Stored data
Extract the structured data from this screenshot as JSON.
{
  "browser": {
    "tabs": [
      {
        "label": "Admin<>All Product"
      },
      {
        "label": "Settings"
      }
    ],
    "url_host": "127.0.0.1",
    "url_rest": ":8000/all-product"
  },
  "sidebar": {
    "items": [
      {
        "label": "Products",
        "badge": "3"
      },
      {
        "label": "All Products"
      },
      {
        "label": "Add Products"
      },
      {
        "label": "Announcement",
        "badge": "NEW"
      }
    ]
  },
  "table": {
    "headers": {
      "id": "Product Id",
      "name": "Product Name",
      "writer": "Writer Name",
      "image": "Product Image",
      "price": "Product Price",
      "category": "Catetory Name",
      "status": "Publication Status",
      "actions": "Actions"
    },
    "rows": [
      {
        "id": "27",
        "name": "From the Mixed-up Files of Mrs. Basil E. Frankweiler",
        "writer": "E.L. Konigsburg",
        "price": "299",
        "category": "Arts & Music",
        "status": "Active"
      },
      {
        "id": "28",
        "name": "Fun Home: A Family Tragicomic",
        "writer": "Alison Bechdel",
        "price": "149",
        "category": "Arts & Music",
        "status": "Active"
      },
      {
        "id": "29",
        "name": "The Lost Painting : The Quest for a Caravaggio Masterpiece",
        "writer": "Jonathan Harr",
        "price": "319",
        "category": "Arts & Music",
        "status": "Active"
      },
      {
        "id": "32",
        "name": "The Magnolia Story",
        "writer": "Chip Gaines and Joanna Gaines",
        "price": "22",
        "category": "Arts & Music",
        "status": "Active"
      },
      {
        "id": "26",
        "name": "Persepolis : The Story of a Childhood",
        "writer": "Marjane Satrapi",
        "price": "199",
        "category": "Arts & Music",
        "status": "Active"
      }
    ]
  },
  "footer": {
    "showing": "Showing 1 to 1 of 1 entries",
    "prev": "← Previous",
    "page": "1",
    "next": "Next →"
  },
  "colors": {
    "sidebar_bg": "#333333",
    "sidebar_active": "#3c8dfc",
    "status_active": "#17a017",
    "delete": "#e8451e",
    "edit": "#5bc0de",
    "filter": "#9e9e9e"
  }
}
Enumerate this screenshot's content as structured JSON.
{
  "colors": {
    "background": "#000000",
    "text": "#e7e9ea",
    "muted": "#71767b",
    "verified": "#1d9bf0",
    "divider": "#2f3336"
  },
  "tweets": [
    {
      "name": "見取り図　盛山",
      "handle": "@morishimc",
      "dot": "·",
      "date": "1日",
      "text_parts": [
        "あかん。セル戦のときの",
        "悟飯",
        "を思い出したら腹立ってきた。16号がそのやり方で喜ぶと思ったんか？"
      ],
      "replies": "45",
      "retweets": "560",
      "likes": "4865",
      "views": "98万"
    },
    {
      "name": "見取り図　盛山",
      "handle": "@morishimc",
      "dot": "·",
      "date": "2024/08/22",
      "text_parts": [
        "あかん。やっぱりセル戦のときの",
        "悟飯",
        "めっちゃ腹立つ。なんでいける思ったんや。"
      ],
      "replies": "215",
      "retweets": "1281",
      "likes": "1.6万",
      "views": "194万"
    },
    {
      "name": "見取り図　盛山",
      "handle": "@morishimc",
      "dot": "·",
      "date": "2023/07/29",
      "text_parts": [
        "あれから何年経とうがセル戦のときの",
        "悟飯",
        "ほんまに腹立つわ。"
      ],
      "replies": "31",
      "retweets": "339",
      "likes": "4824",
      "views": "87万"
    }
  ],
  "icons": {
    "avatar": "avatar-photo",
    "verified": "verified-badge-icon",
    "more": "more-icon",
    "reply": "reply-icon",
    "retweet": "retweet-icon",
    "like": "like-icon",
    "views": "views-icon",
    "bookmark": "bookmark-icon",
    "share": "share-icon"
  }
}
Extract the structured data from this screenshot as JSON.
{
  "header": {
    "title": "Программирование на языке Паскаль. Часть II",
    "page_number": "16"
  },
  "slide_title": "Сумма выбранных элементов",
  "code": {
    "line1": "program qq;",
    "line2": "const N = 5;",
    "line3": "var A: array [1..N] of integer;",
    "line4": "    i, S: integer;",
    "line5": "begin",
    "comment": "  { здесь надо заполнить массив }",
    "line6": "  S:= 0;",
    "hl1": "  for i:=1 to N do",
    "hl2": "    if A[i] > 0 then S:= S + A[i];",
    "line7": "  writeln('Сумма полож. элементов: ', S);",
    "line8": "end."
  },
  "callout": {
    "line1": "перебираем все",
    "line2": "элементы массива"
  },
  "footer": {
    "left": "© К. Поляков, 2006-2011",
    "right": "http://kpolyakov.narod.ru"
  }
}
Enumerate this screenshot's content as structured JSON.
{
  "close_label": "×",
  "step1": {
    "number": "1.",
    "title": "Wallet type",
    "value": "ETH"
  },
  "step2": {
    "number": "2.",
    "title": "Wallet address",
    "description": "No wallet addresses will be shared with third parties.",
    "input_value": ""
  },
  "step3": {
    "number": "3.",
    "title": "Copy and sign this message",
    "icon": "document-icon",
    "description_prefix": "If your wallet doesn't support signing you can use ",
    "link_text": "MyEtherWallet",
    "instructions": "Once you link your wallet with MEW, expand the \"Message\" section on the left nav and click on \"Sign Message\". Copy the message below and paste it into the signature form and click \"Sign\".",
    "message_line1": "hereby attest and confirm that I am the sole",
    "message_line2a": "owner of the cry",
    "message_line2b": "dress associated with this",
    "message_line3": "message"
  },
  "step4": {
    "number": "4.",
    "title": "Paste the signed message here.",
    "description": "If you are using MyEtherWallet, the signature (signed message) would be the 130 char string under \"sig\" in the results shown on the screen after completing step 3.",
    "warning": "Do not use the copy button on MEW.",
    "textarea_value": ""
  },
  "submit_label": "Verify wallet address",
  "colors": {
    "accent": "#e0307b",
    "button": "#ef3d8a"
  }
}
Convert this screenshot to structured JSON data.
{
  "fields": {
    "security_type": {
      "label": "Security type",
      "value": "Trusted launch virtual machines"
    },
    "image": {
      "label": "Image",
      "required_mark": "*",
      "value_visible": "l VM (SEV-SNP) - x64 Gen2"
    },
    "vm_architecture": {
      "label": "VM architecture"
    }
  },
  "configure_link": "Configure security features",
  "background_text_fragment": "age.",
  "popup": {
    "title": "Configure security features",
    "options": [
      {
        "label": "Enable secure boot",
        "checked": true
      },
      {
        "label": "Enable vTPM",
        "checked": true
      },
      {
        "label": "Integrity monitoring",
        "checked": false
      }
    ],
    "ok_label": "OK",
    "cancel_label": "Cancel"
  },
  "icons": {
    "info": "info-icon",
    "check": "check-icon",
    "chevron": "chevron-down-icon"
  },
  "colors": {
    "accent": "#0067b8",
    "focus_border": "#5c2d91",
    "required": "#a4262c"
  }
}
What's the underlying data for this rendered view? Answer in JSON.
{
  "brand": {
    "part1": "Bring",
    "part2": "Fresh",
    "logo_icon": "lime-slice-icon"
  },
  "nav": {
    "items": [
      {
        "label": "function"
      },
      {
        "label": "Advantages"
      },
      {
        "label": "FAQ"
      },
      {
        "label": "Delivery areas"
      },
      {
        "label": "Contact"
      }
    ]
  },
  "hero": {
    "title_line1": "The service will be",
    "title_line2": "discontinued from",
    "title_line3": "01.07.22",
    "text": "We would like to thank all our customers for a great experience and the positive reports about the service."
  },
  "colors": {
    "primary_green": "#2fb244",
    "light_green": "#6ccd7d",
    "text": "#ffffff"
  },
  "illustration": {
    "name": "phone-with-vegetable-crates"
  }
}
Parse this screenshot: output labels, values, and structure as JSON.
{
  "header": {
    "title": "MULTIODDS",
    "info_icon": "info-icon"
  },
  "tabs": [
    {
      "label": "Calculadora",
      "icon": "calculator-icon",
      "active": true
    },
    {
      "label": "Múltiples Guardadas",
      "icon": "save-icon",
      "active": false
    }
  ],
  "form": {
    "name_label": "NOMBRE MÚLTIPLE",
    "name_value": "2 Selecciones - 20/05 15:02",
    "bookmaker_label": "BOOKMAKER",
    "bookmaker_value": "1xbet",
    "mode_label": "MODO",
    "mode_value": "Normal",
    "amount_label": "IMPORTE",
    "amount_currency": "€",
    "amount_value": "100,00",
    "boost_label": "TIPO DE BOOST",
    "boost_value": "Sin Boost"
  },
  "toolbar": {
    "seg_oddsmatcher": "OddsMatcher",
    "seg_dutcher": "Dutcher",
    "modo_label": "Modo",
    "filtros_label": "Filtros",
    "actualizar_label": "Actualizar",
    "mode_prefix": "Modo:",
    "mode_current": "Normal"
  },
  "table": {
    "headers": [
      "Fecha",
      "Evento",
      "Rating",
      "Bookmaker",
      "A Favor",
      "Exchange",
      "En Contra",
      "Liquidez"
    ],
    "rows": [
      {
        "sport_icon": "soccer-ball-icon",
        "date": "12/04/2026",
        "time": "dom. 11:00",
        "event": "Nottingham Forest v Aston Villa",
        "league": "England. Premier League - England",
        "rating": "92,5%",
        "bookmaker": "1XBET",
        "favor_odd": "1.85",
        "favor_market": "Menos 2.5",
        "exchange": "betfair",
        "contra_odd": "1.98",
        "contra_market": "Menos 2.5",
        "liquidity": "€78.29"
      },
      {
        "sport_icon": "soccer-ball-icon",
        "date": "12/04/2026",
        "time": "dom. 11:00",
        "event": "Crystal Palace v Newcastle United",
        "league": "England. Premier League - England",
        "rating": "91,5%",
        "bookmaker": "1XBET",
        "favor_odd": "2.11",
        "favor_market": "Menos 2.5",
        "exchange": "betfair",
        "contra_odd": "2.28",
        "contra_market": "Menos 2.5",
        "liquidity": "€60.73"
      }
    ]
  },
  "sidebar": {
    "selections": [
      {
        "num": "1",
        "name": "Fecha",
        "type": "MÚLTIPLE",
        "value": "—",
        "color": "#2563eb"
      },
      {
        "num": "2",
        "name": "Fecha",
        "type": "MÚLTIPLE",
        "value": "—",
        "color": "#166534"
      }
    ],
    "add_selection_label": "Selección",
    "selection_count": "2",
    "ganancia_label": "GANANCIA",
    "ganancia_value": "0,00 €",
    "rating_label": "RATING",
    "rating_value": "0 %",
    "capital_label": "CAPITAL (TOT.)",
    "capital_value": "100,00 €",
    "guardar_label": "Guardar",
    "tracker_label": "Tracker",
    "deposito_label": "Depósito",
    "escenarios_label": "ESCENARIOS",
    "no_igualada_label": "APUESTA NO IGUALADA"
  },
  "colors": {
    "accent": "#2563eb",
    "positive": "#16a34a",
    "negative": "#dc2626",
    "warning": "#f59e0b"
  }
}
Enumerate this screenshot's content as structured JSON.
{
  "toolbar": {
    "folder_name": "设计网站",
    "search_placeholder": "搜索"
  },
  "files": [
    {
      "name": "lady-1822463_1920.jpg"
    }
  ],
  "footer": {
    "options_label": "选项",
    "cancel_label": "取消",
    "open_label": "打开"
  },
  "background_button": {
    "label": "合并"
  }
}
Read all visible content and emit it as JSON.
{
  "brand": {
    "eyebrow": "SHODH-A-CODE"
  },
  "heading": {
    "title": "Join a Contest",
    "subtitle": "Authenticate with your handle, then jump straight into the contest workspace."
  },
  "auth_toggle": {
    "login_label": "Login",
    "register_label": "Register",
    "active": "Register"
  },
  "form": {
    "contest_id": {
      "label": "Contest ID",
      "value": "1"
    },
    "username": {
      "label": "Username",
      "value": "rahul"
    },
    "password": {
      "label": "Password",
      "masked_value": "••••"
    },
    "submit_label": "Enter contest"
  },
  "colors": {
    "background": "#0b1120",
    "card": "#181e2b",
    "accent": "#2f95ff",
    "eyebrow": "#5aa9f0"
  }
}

* [Exercise directions]: Check every line of the material for the string "verified" and give the number of lines that have it, without anything else.

* [Correct result]: 2